- _Your goal_
From the material below, list every line containing "kind".

Chart and figure data
● ● ● ● ●

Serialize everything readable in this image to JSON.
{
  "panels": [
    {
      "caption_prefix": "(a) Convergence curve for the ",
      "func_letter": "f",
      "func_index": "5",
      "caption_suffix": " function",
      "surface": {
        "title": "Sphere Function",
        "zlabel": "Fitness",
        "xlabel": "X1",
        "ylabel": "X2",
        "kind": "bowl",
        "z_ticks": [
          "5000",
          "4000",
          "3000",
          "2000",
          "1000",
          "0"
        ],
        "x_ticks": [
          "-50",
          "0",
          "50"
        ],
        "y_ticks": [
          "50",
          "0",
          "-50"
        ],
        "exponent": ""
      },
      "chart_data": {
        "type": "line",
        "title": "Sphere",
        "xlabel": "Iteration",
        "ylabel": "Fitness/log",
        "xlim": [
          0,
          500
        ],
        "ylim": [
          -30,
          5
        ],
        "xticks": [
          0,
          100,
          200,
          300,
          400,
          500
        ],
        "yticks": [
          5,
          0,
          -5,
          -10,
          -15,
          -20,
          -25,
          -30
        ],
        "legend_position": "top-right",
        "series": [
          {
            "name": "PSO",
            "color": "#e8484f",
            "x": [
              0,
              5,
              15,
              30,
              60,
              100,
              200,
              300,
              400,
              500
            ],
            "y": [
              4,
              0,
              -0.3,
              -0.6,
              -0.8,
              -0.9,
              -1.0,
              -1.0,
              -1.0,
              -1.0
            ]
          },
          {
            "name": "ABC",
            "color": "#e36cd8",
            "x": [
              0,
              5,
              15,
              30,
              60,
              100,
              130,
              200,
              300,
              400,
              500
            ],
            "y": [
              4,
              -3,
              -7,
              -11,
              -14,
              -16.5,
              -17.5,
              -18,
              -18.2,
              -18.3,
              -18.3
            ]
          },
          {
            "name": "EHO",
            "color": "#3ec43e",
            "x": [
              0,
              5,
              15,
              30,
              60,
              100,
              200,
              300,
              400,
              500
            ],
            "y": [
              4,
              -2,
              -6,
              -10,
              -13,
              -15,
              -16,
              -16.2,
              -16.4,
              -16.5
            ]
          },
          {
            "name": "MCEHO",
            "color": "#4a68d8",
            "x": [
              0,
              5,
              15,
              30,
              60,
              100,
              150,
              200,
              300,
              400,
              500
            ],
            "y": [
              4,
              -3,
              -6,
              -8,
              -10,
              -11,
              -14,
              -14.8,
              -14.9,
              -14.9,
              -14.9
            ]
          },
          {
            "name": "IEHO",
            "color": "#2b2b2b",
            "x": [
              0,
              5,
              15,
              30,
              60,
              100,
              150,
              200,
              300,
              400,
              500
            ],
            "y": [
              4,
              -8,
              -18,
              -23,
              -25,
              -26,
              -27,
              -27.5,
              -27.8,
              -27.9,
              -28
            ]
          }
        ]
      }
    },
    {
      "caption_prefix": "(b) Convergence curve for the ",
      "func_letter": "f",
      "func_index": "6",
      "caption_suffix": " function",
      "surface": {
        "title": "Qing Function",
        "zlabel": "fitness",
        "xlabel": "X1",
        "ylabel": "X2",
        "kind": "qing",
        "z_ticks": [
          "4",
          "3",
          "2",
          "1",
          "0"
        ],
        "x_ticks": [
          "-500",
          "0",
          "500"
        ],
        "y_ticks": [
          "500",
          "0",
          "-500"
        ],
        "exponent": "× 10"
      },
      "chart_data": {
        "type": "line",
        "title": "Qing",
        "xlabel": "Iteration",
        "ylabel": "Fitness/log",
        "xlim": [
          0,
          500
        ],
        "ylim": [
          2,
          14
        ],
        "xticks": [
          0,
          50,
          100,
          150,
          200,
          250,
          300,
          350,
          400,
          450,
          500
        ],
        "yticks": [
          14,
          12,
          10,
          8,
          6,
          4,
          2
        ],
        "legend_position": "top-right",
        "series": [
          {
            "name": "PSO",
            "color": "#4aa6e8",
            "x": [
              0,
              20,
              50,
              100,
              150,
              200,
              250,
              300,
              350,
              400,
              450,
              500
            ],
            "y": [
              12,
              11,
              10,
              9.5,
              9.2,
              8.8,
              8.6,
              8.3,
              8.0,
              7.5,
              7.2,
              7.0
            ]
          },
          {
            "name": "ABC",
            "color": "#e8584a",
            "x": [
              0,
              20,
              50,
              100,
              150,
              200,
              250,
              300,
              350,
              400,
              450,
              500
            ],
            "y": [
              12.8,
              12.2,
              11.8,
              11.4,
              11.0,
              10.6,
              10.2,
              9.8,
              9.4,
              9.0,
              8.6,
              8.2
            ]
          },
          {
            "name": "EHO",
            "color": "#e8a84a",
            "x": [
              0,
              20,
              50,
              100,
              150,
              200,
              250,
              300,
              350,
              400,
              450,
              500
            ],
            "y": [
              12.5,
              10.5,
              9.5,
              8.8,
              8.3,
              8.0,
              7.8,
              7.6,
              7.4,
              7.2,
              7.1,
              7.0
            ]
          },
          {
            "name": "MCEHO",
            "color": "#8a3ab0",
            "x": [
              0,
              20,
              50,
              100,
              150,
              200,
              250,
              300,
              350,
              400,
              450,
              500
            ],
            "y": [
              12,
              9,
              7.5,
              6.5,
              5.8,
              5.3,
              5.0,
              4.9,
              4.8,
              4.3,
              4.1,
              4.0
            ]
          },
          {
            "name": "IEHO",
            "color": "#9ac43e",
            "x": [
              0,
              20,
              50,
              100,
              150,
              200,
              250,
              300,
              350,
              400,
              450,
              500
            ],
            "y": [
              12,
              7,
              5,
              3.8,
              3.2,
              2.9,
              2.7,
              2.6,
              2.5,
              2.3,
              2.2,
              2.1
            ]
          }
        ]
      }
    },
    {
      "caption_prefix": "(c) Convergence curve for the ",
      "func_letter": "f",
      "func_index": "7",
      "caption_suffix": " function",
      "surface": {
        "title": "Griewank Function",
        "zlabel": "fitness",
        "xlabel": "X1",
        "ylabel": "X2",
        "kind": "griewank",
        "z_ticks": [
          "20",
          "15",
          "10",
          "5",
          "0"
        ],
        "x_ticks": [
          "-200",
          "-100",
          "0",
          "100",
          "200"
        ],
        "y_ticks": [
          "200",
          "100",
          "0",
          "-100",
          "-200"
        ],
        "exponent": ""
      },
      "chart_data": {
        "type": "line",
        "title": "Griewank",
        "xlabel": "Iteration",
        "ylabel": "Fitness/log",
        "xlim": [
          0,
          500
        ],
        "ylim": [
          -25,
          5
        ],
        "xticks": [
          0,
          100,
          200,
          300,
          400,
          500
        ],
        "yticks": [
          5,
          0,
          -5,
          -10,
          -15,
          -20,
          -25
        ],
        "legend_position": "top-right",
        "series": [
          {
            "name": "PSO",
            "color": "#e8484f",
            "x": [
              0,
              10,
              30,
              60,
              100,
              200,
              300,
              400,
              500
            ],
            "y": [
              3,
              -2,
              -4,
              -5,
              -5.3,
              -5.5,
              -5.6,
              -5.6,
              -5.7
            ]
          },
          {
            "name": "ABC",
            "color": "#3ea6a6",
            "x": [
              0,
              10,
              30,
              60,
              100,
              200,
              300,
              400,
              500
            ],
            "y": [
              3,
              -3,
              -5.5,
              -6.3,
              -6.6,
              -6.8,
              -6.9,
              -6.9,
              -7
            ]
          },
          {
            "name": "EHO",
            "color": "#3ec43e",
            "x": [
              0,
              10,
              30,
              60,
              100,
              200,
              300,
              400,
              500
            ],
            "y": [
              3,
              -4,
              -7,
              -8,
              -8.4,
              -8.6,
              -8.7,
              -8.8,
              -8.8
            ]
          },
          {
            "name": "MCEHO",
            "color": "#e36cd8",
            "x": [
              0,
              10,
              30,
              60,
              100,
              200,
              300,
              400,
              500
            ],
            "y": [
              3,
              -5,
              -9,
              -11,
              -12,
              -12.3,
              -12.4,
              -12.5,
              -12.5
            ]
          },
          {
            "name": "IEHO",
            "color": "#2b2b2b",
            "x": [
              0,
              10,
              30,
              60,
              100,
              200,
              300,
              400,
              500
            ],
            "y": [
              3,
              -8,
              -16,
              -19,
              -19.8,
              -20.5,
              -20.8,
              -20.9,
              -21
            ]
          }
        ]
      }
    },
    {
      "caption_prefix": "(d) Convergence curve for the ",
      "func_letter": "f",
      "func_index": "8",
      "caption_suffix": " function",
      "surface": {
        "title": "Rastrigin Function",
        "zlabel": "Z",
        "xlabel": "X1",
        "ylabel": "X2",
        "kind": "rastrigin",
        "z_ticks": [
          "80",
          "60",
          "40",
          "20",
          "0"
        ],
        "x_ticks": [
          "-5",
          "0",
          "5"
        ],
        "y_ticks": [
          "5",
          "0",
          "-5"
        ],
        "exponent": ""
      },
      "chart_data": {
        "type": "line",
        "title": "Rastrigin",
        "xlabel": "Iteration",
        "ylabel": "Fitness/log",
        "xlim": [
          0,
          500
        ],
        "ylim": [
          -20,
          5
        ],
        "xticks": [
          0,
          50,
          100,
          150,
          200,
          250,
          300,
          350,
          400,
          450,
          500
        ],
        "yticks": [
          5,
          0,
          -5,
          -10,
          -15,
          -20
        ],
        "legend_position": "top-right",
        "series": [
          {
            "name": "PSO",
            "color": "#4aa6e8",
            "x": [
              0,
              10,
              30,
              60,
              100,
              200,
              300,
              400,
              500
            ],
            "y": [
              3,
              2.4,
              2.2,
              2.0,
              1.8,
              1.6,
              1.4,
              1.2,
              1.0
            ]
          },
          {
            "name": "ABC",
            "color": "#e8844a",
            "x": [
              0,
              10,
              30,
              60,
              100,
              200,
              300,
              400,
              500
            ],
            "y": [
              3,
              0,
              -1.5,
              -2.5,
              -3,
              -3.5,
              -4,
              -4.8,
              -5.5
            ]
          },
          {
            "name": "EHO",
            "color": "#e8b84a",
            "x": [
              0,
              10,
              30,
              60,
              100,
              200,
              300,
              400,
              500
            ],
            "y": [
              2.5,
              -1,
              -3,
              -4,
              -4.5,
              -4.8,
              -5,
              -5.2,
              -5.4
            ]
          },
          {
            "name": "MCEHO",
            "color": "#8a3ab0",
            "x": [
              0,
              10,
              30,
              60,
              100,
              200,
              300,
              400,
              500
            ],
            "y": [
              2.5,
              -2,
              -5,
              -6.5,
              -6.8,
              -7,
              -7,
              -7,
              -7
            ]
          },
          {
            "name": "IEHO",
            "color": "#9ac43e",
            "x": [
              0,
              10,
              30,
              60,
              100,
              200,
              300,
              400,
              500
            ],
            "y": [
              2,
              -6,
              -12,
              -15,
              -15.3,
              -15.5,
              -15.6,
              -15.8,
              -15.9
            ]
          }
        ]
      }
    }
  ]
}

● ● ● ● ●

- _Correct result_
        "kind": "bowl",
        "kind": "qing",
        "kind": "griewank",
        "kind": "rastrigin",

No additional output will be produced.